## Stated task
Filter the records for lines holding the string "Yapılandırma".

## Input rows

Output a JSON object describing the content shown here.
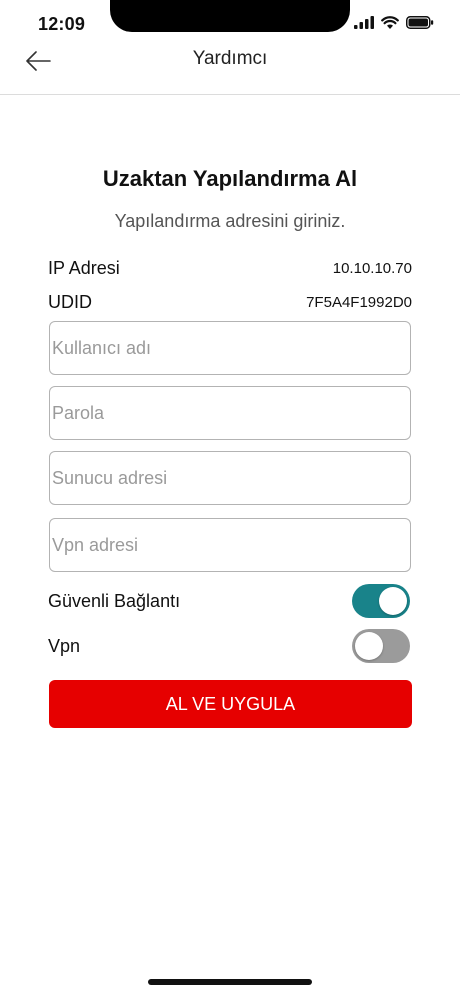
{
  "status_bar": {
    "time": "12:09"
  },
  "header": {
    "title": "Yardımcı"
  },
  "page": {
    "title": "Uzaktan Yapılandırma Al",
    "subtitle": "Yapılandırma adresini giriniz."
  },
  "info": {
    "ip_label": "IP Adresi",
    "ip_value": "10.10.10.70",
    "udid_label": "UDID",
    "udid_value": "7F5A4F1992D0"
  },
  "form": {
    "username_placeholder": "Kullanıcı adı",
    "username_value": "",
    "password_placeholder": "Parola",
    "password_value": "",
    "server_placeholder": "Sunucu adresi",
    "server_value": "",
    "vpn_address_placeholder": "Vpn adresi",
    "vpn_address_value": ""
  },
  "toggles": {
    "secure_label": "Güvenli Bağlantı",
    "secure_on": true,
    "vpn_label": "Vpn",
    "vpn_on": false
  },
  "buttons": {
    "submit_label": "AL VE UYGULA"
  },
  "colors": {
    "accent_red": "#e60000",
    "toggle_on": "#19838a",
    "toggle_off": "#9b9b9b"
  },
  "icons": {
    "back": "arrow-left-icon",
    "signal": "cellular-signal-icon",
    "wifi": "wifi-icon",
    "battery": "battery-icon"
  }
}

## The response
    "title": "Uzaktan Yapılandırma Al",
    "subtitle": "Yapılandırma adresini giriniz."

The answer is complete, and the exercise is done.